Pictures stay out of your copy, but everything else in the records below must be repeated exactly.

[Excerpts from a figure dataset]
**********

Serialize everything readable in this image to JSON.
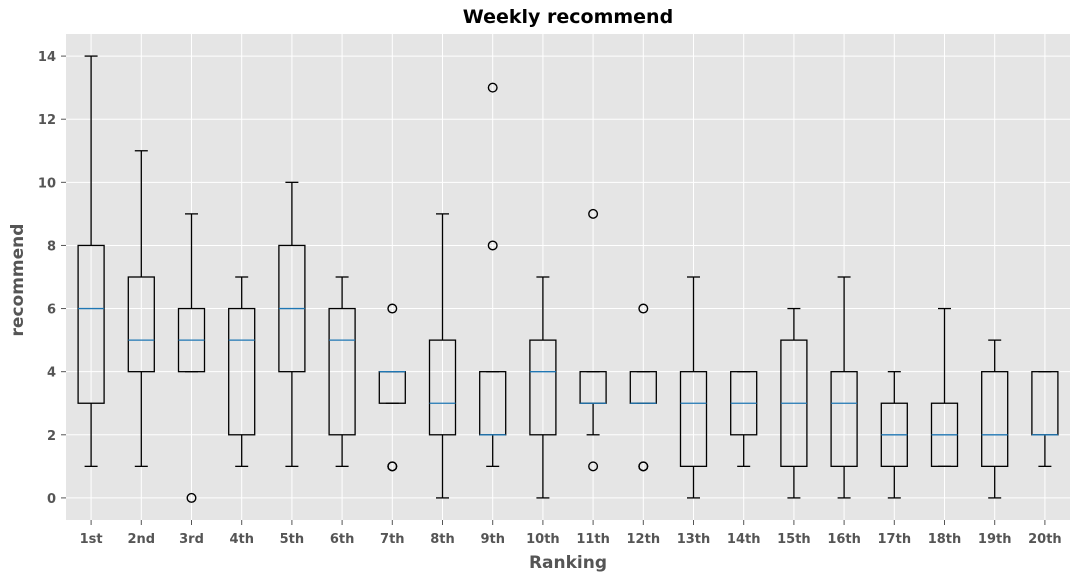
{
  "chart_data": {
    "type": "boxplot",
    "title": "Weekly recommend",
    "xlabel": "Ranking",
    "ylabel": "recommend",
    "ylim": [
      -0.7,
      14.7
    ],
    "yticks": [
      0,
      2,
      4,
      6,
      8,
      10,
      12,
      14
    ],
    "grid": true,
    "colors": {
      "background": "#e5e5e5",
      "grid": "#ffffff",
      "box": "#000000",
      "median": "#1f77b4",
      "tick_text": "#555555"
    },
    "categories": [
      "1st",
      "2nd",
      "3rd",
      "4th",
      "5th",
      "6th",
      "7th",
      "8th",
      "9th",
      "10th",
      "11th",
      "12th",
      "13th",
      "14th",
      "15th",
      "16th",
      "17th",
      "18th",
      "19th",
      "20th"
    ],
    "boxes": [
      {
        "whislo": 1,
        "q1": 3,
        "med": 6,
        "q3": 8,
        "whishi": 14,
        "fliers": []
      },
      {
        "whislo": 1,
        "q1": 4,
        "med": 5,
        "q3": 7,
        "whishi": 11,
        "fliers": []
      },
      {
        "whislo": 4,
        "q1": 4,
        "med": 5,
        "q3": 6,
        "whishi": 9,
        "fliers": [
          0
        ]
      },
      {
        "whislo": 1,
        "q1": 2,
        "med": 5,
        "q3": 6,
        "whishi": 7,
        "fliers": []
      },
      {
        "whislo": 1,
        "q1": 4,
        "med": 6,
        "q3": 8,
        "whishi": 10,
        "fliers": []
      },
      {
        "whislo": 1,
        "q1": 2,
        "med": 5,
        "q3": 6,
        "whishi": 7,
        "fliers": []
      },
      {
        "whislo": 3,
        "q1": 3,
        "med": 4,
        "q3": 4,
        "whishi": 4,
        "fliers": [
          6,
          1,
          1
        ]
      },
      {
        "whislo": 0,
        "q1": 2,
        "med": 3,
        "q3": 5,
        "whishi": 9,
        "fliers": []
      },
      {
        "whislo": 1,
        "q1": 2,
        "med": 2,
        "q3": 4,
        "whishi": 4,
        "fliers": [
          13,
          8
        ]
      },
      {
        "whislo": 0,
        "q1": 2,
        "med": 4,
        "q3": 5,
        "whishi": 7,
        "fliers": []
      },
      {
        "whislo": 2,
        "q1": 3,
        "med": 3,
        "q3": 4,
        "whishi": 4,
        "fliers": [
          9,
          1
        ]
      },
      {
        "whislo": 3,
        "q1": 3,
        "med": 3,
        "q3": 4,
        "whishi": 4,
        "fliers": [
          6,
          1,
          1
        ]
      },
      {
        "whislo": 0,
        "q1": 1,
        "med": 3,
        "q3": 4,
        "whishi": 7,
        "fliers": []
      },
      {
        "whislo": 1,
        "q1": 2,
        "med": 3,
        "q3": 4,
        "whishi": 4,
        "fliers": []
      },
      {
        "whislo": 0,
        "q1": 1,
        "med": 3,
        "q3": 5,
        "whishi": 6,
        "fliers": []
      },
      {
        "whislo": 0,
        "q1": 1,
        "med": 3,
        "q3": 4,
        "whishi": 7,
        "fliers": []
      },
      {
        "whislo": 0,
        "q1": 1,
        "med": 2,
        "q3": 3,
        "whishi": 4,
        "fliers": []
      },
      {
        "whislo": 1,
        "q1": 1,
        "med": 2,
        "q3": 3,
        "whishi": 6,
        "fliers": []
      },
      {
        "whislo": 0,
        "q1": 1,
        "med": 2,
        "q3": 4,
        "whishi": 5,
        "fliers": []
      },
      {
        "whislo": 1,
        "q1": 2,
        "med": 2,
        "q3": 4,
        "whishi": 4,
        "fliers": []
      }
    ]
  }
}
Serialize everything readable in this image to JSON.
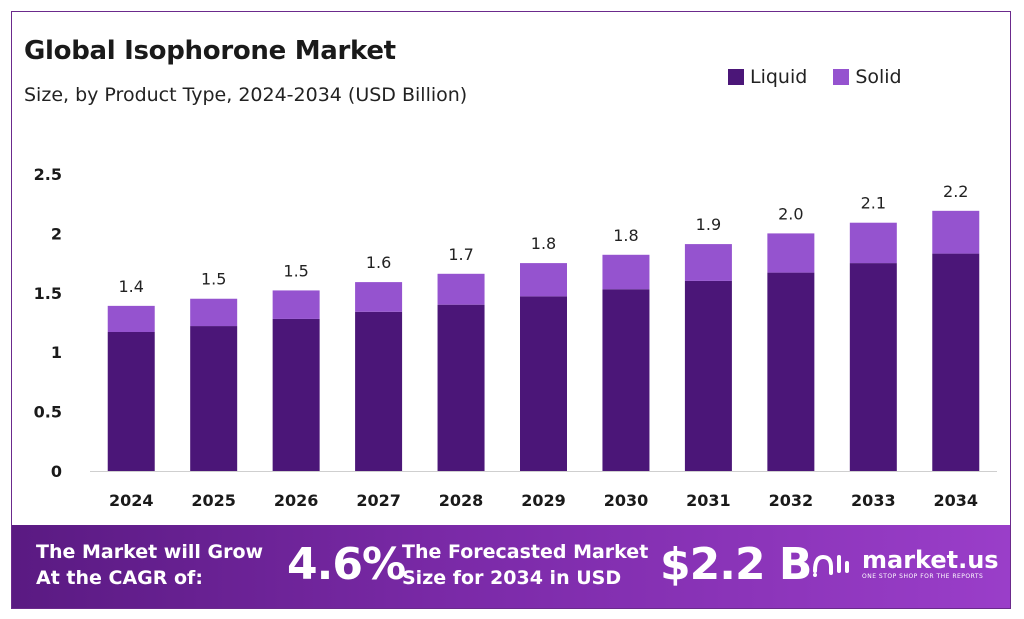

**********

Correct result:
Serialize everything readable in this image to JSON.
{
  "chart_data": {
    "type": "boxplot",
    "title": "Weekly recommend",
    "xlabel": "Ranking",
    "ylabel": "recommend",
    "ylim": [
      -0.7,
      14.7
    ],
    "yticks": [
      0,
      2,
      4,
      6,
      8,
      10,
      12,
      14
    ],
    "grid": true,
    "colors": {
      "background": "#e5e5e5",
      "grid": "#ffffff",
      "box": "#000000",
      "median": "#1f77b4",
      "tick_text": "#555555"
    },
    "categories": [
      "1st",
      "2nd",
      "3rd",
      "4th",
      "5th",
      "6th",
      "7th",
      "8th",
      "9th",
      "10th",
      "11th",
      "12th",
      "13th",
      "14th",
      "15th",
      "16th",
      "17th",
      "18th",
      "19th",
      "20th"
    ],
    "boxes": [
      {
        "whislo": 1,
        "q1": 3,
        "med": 6,
        "q3": 8,
        "whishi": 14,
        "fliers": []
      },
      {
        "whislo": 1,
        "q1": 4,
        "med": 5,
        "q3": 7,
        "whishi": 11,
        "fliers": []
      },
      {
        "whislo": 4,
        "q1": 4,
        "med": 5,
        "q3": 6,
        "whishi": 9,
        "fliers": [
          0
        ]
      },
      {
        "whislo": 1,
        "q1": 2,
        "med": 5,
        "q3": 6,
        "whishi": 7,
        "fliers": []
      },
      {
        "whislo": 1,
        "q1": 4,
        "med": 6,
        "q3": 8,
        "whishi": 10,
        "fliers": []
      },
      {
        "whislo": 1,
        "q1": 2,
        "med": 5,
        "q3": 6,
        "whishi": 7,
        "fliers": []
      },
      {
        "whislo": 3,
        "q1": 3,
        "med": 4,
        "q3": 4,
        "whishi": 4,
        "fliers": [
          6,
          1,
          1
        ]
      },
      {
        "whislo": 0,
        "q1": 2,
        "med": 3,
        "q3": 5,
        "whishi": 9,
        "fliers": []
      },
      {
        "whislo": 1,
        "q1": 2,
        "med": 2,
        "q3": 4,
        "whishi": 4,
        "fliers": [
          13,
          8
        ]
      },
      {
        "whislo": 0,
        "q1": 2,
        "med": 4,
        "q3": 5,
        "whishi": 7,
        "fliers": []
      },
      {
        "whislo": 2,
        "q1": 3,
        "med": 3,
        "q3": 4,
        "whishi": 4,
        "fliers": [
          9,
          1
        ]
      },
      {
        "whislo": 3,
        "q1": 3,
        "med": 3,
        "q3": 4,
        "whishi": 4,
        "fliers": [
          6,
          1,
          1
        ]
      },
      {
        "whislo": 0,
        "q1": 1,
        "med": 3,
        "q3": 4,
        "whishi": 7,
        "fliers": []
      },
      {
        "whislo": 1,
        "q1": 2,
        "med": 3,
        "q3": 4,
        "whishi": 4,
        "fliers": []
      },
      {
        "whislo": 0,
        "q1": 1,
        "med": 3,
        "q3": 5,
        "whishi": 6,
        "fliers": []
      },
      {
        "whislo": 0,
        "q1": 1,
        "med": 3,
        "q3": 4,
        "whishi": 7,
        "fliers": []
      },
      {
        "whislo": 0,
        "q1": 1,
        "med": 2,
        "q3": 3,
        "whishi": 4,
        "fliers": []
      },
      {
        "whislo": 1,
        "q1": 1,
        "med": 2,
        "q3": 3,
        "whishi": 6,
        "fliers": []
      },
      {
        "whislo": 0,
        "q1": 1,
        "med": 2,
        "q3": 4,
        "whishi": 5,
        "fliers": []
      },
      {
        "whislo": 1,
        "q1": 2,
        "med": 2,
        "q3": 4,
        "whishi": 4,
        "fliers": []
      }
    ]
  }
}
Serialize everything readable in this image to JSON.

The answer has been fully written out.